* **Given task**: Check each line of the records below and collect those holding "hevospalvelujen".
[Start of Records to process]
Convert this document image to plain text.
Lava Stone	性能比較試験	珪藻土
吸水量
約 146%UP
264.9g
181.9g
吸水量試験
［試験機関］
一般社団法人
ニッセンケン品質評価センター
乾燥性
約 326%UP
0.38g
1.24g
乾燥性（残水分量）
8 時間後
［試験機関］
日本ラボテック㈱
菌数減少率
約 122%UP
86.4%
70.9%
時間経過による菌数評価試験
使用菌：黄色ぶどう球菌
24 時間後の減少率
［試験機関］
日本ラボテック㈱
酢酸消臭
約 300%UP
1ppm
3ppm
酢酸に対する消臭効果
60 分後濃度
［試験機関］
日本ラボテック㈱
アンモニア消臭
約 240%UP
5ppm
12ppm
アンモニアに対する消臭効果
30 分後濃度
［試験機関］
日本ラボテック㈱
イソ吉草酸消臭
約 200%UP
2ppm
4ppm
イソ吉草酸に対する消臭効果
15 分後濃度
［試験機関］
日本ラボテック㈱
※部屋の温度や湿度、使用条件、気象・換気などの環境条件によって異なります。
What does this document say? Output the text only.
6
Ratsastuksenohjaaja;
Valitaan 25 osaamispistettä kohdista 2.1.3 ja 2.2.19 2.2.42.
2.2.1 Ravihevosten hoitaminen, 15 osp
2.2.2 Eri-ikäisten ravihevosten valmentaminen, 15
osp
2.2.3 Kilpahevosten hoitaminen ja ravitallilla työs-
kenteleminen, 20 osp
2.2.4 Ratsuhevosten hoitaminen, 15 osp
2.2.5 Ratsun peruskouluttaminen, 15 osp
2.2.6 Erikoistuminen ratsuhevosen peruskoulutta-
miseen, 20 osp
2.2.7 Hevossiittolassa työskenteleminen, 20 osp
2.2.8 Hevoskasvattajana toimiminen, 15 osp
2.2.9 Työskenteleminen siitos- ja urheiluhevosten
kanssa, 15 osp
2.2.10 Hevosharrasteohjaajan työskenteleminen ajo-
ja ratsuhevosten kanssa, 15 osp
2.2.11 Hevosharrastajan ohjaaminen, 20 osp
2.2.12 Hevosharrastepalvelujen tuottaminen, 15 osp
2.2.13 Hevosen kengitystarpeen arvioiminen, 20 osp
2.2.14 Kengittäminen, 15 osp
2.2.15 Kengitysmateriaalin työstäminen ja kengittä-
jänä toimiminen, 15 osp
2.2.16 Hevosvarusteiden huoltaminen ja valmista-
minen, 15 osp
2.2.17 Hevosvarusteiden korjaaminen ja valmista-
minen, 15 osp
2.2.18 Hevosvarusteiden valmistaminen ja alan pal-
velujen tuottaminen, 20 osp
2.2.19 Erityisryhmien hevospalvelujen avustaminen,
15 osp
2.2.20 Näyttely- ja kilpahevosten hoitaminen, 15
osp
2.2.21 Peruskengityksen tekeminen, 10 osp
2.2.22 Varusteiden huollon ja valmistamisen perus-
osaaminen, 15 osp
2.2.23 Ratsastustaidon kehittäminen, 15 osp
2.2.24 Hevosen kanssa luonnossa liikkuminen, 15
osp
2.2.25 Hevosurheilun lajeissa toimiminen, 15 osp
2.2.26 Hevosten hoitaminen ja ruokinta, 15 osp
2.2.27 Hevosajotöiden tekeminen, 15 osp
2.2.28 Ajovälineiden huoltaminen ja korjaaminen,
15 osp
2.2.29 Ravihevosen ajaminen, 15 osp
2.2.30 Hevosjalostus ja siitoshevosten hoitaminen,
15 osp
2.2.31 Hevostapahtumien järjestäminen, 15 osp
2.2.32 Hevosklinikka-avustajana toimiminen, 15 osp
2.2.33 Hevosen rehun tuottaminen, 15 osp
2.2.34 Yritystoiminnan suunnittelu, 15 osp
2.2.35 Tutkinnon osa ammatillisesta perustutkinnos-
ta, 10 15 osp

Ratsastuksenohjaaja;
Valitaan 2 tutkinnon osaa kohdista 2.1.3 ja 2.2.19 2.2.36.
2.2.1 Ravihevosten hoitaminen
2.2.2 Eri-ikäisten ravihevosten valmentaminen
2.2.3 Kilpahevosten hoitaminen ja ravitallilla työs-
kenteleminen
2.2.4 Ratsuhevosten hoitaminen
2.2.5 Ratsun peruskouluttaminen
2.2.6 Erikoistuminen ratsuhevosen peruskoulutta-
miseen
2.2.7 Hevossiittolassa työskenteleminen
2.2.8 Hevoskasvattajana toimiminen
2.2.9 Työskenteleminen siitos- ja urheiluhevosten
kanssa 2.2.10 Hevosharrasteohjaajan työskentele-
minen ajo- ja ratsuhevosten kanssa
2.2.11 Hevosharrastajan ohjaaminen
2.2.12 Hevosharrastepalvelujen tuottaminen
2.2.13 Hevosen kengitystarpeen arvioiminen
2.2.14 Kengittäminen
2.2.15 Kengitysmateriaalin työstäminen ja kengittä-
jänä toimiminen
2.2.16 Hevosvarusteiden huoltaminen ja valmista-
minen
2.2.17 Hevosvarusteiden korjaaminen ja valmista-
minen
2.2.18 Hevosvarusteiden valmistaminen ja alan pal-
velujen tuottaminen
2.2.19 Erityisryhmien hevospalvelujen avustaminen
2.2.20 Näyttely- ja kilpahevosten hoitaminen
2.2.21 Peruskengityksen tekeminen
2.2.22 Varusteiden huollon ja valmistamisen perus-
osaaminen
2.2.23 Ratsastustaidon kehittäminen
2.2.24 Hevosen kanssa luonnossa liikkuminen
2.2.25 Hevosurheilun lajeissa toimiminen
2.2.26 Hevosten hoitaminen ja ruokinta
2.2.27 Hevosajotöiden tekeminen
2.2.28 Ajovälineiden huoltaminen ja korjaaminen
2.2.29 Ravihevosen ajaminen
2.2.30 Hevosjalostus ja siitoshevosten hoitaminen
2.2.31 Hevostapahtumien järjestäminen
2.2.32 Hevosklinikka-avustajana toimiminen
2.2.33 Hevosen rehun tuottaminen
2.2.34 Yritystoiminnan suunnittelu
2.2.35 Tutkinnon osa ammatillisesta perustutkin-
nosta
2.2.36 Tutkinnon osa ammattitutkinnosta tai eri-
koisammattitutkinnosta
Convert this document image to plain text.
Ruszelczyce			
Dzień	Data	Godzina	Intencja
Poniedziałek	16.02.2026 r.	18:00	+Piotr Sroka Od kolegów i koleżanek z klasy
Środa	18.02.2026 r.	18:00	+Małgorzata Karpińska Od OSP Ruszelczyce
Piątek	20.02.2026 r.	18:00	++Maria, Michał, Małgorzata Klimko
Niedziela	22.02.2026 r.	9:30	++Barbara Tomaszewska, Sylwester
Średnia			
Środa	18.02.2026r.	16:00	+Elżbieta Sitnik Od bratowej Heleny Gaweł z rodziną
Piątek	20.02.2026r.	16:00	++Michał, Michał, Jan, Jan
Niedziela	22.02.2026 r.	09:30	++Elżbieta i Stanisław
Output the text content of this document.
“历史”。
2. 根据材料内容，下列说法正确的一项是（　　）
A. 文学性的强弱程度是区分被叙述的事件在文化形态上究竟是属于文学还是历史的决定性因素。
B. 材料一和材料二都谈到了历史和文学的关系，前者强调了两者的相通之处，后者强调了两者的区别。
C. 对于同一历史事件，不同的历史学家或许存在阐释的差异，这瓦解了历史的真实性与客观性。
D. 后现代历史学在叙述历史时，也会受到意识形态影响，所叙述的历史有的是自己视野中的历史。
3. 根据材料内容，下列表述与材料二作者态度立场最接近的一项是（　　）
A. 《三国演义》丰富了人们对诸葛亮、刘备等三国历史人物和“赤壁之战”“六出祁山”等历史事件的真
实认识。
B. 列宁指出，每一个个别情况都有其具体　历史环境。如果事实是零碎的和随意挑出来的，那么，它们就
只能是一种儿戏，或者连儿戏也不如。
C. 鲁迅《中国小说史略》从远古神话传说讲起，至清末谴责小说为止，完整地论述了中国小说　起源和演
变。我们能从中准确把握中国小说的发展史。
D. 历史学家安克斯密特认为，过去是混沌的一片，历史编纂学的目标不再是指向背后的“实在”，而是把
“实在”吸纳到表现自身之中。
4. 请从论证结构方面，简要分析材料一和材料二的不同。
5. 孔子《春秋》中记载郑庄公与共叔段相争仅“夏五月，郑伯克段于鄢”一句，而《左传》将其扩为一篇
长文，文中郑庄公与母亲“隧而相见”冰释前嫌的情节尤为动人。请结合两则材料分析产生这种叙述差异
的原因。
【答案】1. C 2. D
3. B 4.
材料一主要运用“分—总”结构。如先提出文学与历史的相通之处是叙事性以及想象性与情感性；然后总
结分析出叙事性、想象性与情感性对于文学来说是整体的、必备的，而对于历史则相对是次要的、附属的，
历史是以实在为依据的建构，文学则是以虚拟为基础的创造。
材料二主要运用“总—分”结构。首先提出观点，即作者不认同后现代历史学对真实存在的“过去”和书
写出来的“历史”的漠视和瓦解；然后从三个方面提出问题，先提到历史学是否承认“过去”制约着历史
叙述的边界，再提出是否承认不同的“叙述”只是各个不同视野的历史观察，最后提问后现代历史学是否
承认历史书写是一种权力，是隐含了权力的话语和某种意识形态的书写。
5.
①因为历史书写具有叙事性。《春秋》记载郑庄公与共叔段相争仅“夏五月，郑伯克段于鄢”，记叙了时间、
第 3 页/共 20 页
[End of Records to process]
* **The answer**:
2.2.19 Erityisryhmien hevospalvelujen avustaminen,
2.2.19 Erityisryhmien hevospalvelujen avustaminen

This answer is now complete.